Collection entries:
########

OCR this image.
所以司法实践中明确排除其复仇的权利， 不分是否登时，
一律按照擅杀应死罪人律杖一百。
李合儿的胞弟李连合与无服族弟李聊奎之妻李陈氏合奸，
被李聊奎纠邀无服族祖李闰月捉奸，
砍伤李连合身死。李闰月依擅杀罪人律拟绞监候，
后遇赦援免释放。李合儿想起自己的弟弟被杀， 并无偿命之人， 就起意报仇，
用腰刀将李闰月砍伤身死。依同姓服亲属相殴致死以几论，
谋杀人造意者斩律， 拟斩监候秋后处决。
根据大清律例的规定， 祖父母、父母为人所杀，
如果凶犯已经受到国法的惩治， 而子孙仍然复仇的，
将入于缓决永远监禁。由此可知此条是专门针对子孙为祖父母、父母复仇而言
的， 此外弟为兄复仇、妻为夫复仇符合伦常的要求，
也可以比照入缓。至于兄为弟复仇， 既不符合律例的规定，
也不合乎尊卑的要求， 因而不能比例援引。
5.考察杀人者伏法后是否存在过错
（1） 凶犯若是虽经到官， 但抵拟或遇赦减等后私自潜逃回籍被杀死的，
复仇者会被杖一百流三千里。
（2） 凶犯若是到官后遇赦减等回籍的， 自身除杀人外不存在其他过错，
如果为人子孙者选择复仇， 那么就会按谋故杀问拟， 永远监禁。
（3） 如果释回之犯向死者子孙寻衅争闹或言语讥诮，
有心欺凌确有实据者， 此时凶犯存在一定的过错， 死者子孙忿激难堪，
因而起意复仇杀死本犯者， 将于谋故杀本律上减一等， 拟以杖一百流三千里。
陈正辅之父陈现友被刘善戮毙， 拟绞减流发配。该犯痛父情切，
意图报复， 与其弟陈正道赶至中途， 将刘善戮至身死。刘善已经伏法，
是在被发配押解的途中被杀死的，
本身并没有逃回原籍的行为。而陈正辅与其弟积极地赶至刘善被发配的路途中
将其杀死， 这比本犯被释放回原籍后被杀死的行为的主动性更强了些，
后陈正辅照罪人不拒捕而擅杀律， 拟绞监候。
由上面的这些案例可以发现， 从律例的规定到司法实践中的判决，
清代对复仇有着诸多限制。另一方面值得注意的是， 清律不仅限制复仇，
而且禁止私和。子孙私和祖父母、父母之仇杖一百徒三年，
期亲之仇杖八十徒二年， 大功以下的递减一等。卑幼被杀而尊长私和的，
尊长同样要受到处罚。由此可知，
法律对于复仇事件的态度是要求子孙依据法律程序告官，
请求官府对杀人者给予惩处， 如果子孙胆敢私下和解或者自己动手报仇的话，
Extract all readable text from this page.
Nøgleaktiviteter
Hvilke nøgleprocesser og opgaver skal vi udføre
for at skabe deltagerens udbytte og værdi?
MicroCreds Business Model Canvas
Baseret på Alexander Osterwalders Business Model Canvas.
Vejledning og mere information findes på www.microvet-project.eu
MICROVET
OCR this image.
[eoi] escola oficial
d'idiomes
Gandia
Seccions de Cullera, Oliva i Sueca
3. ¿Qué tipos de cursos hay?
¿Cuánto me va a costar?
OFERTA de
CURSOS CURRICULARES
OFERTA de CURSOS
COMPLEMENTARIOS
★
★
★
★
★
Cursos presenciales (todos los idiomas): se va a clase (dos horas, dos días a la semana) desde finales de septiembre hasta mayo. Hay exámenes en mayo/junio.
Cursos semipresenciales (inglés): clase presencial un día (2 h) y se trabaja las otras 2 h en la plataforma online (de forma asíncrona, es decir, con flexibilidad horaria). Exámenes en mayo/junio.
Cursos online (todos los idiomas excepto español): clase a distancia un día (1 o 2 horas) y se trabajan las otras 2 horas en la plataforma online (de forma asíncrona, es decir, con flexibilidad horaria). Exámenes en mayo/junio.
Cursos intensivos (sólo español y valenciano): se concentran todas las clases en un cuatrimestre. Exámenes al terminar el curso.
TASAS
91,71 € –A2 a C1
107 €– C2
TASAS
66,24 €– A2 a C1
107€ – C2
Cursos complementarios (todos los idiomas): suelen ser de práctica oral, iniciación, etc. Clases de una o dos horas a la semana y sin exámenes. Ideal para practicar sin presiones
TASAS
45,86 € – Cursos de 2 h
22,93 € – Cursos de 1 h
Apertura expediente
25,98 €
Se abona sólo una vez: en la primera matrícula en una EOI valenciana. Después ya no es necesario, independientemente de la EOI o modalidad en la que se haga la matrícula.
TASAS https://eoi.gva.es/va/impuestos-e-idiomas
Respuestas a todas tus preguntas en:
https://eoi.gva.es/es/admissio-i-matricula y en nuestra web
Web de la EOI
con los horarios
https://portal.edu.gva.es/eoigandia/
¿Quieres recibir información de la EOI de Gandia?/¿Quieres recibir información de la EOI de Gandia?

########

TASK OBJECTIVE: Reproduce the material verbatim, line by line.

THE RESPONSE:
OCR this image.
所以司法实践中明确排除其复仇的权利， 不分是否登时，
一律按照擅杀应死罪人律杖一百。
李合儿的胞弟李连合与无服族弟李聊奎之妻李陈氏合奸，
被李聊奎纠邀无服族祖李闰月捉奸，
砍伤李连合身死。李闰月依擅杀罪人律拟绞监候，
后遇赦援免释放。李合儿想起自己的弟弟被杀， 并无偿命之人， 就起意报仇，
用腰刀将李闰月砍伤身死。依同姓服亲属相殴致死以几论，
谋杀人造意者斩律， 拟斩监候秋后处决。
根据大清律例的规定， 祖父母、父母为人所杀，
如果凶犯已经受到国法的惩治， 而子孙仍然复仇的，
将入于缓决永远监禁。由此可知此条是专门针对子孙为祖父母、父母复仇而言
的， 此外弟为兄复仇、妻为夫复仇符合伦常的要求，
也可以比照入缓。至于兄为弟复仇， 既不符合律例的规定，
也不合乎尊卑的要求， 因而不能比例援引。
5.考察杀人者伏法后是否存在过错
（1） 凶犯若是虽经到官， 但抵拟或遇赦减等后私自潜逃回籍被杀死的，
复仇者会被杖一百流三千里。
（2） 凶犯若是到官后遇赦减等回籍的， 自身除杀人外不存在其他过错，
如果为人子孙者选择复仇， 那么就会按谋故杀问拟， 永远监禁。
（3） 如果释回之犯向死者子孙寻衅争闹或言语讥诮，
有心欺凌确有实据者， 此时凶犯存在一定的过错， 死者子孙忿激难堪，
因而起意复仇杀死本犯者， 将于谋故杀本律上减一等， 拟以杖一百流三千里。
陈正辅之父陈现友被刘善戮毙， 拟绞减流发配。该犯痛父情切，
意图报复， 与其弟陈正道赶至中途， 将刘善戮至身死。刘善已经伏法，
是在被发配押解的途中被杀死的，
本身并没有逃回原籍的行为。而陈正辅与其弟积极地赶至刘善被发配的路途中
将其杀死， 这比本犯被释放回原籍后被杀死的行为的主动性更强了些，
后陈正辅照罪人不拒捕而擅杀律， 拟绞监候。
由上面的这些案例可以发现， 从律例的规定到司法实践中的判决，
清代对复仇有着诸多限制。另一方面值得注意的是， 清律不仅限制复仇，
而且禁止私和。子孙私和祖父母、父母之仇杖一百徒三年，
期亲之仇杖八十徒二年， 大功以下的递减一等。卑幼被杀而尊长私和的，
尊长同样要受到处罚。由此可知，
法律对于复仇事件的态度是要求子孙依据法律程序告官，
请求官府对杀人者给予惩处， 如果子孙胆敢私下和解或者自己动手报仇的话，
Extract all readable text from this page.
Nøgleaktiviteter
Hvilke nøgleprocesser og opgaver skal vi udføre
for at skabe deltagerens udbytte og værdi?
MicroCreds Business Model Canvas
Baseret på Alexander Osterwalders Business Model Canvas.
Vejledning og mere information findes på www.microvet-project.eu
MICROVET
OCR this image.
[eoi] escola oficial
d'idiomes
Gandia
Seccions de Cullera, Oliva i Sueca
3. ¿Qué tipos de cursos hay?
¿Cuánto me va a costar?
OFERTA de
CURSOS CURRICULARES
OFERTA de CURSOS
COMPLEMENTARIOS
★
★
★
★
★
Cursos presenciales (todos los idiomas): se va a clase (dos horas, dos días a la semana) desde finales de septiembre hasta mayo. Hay exámenes en mayo/junio.
Cursos semipresenciales (inglés): clase presencial un día (2 h) y se trabaja las otras 2 h en la plataforma online (de forma asíncrona, es decir, con flexibilidad horaria). Exámenes en mayo/junio.
Cursos online (todos los idiomas excepto español): clase a distancia un día (1 o 2 horas) y se trabajan las otras 2 horas en la plataforma online (de forma asíncrona, es decir, con flexibilidad horaria). Exámenes en mayo/junio.
Cursos intensivos (sólo español y valenciano): se concentran todas las clases en un cuatrimestre. Exámenes al terminar el curso.
TASAS
91,71 € –A2 a C1
107 €– C2
TASAS
66,24 €– A2 a C1
107€ – C2
Cursos complementarios (todos los idiomas): suelen ser de práctica oral, iniciación, etc. Clases de una o dos horas a la semana y sin exámenes. Ideal para practicar sin presiones
TASAS
45,86 € – Cursos de 2 h
22,93 € – Cursos de 1 h
Apertura expediente
25,98 €
Se abona sólo una vez: en la primera matrícula en una EOI valenciana. Después ya no es necesario, independientemente de la EOI o modalidad en la que se haga la matrícula.
TASAS https://eoi.gva.es/va/impuestos-e-idiomas
Respuestas a todas tus preguntas en:
https://eoi.gva.es/es/admissio-i-matricula y en nuestra web
Web de la EOI
con los horarios
https://portal.edu.gva.es/eoigandia/
¿Quieres recibir información de la EOI de Gandia?/¿Quieres recibir información de la EOI de Gandia?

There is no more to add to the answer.